■ Extracted text:
# API freshwater Nitrate color chart



## PortFan (Mar 26, 2014)

Picked up a new API Nitrate test kit. The 10ppm and 20ppm colors on the card are the same. The 40ppm and 80ppm colors on the card are the same. 
Old card (~5 years old) does show a slight shade difference between 10ppm and 20ppm. Also the old card shows a slight shade difference between 40ppm and 80ppm. The LFS employee said they are all that way. I've done 3X30% (1/week) water changes and I would like to get the Nitrates below 10ppm.
Any suggestions?
Thanks


----------



## hose91 (Mar 5, 2014)

I agree that the colors are the same as you've noted. Not sure what to do about that. However, I did some interesting reading on water change math recently. Assume you have 20 ppm nitrate per the test. A 30% water change should remove 6 ppm, assuming the water is evenly mixed. You now have a tank full of 14 ppm water. Next week you do another 30% change which removes 4.2 (1.4×3). So now you have 9.8 ppm. Next week you remove only 3 ppm with a 30 % change. So without ANY new nitrates, you're just under 10 ppm after 3 weeks.

Ironically, the lower your nitrates are, the greater volume of water you to remove in order to remove the same mass of nitrate.

■ Exercise directions:
Carry the forum thread about the API nitrate color chart forward from its last post.

■ Source material:
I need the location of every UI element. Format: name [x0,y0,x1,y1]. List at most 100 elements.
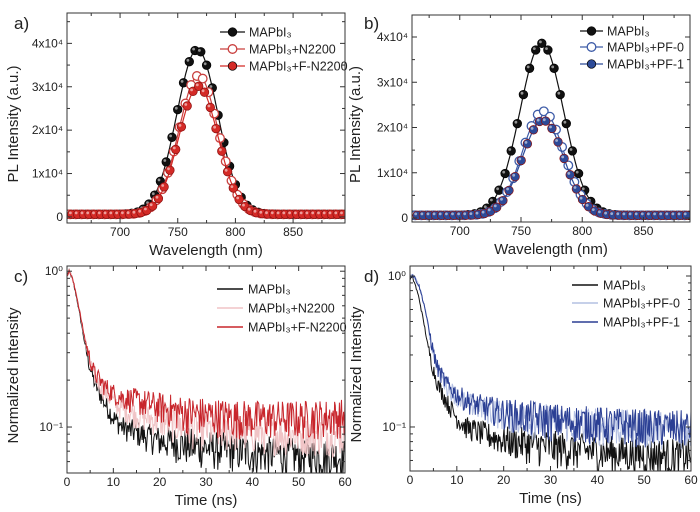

■ Result of this task:
So I think I'd test before a water change, then do two 50% changes on back to back days which should get you close to a 75% reduction from your original value (you'll get some nitrate production in the intervening 24 hours).

The caveat would be that you're going to have a similar effect on any buffers you put in, so you'd want to add them during changes to prevent large unwanted swings in other water properties.

I hadn't fully thought through the math before, but there are sort of diminishing returns of small frequent water changes, though there are probably other advantages to doing it that way.


----------



## workharddieproud (Nov 7, 2013)

My test kit is less than a year old, I got great eye sight, I mean eagle eyes and my shades from 10 to 20 and 40 to 80 are a slight difference and yes very slight, why I don't know and makes no sense. As far as nitrate levels, mine been hanging around 40 and I've tried allot of stuff to lower them with no luck, but again for the last 4 days I'm trying something else. Not telling what it is till I see a difference. Now the debateable part, I read a couple of articles that nitrate levels to low for long periods of time can be just as harmful as them being to high for long periods and I just now sent a email to a marine/fish scientist and asking about it, I'm NOT a expert so don't take my adivce on nitrates as I do want mine lower than 40ppm anyways. This is my first fish tank ever and I grossly over spent on many things just from seeking advice and reading and listening to allot of mumbo jumbo online. Anyway, good luck and sorry for the long reply with not much help. I do wish on these test kits they would be easier to read.


----------



## partsrep (Mar 14, 2005)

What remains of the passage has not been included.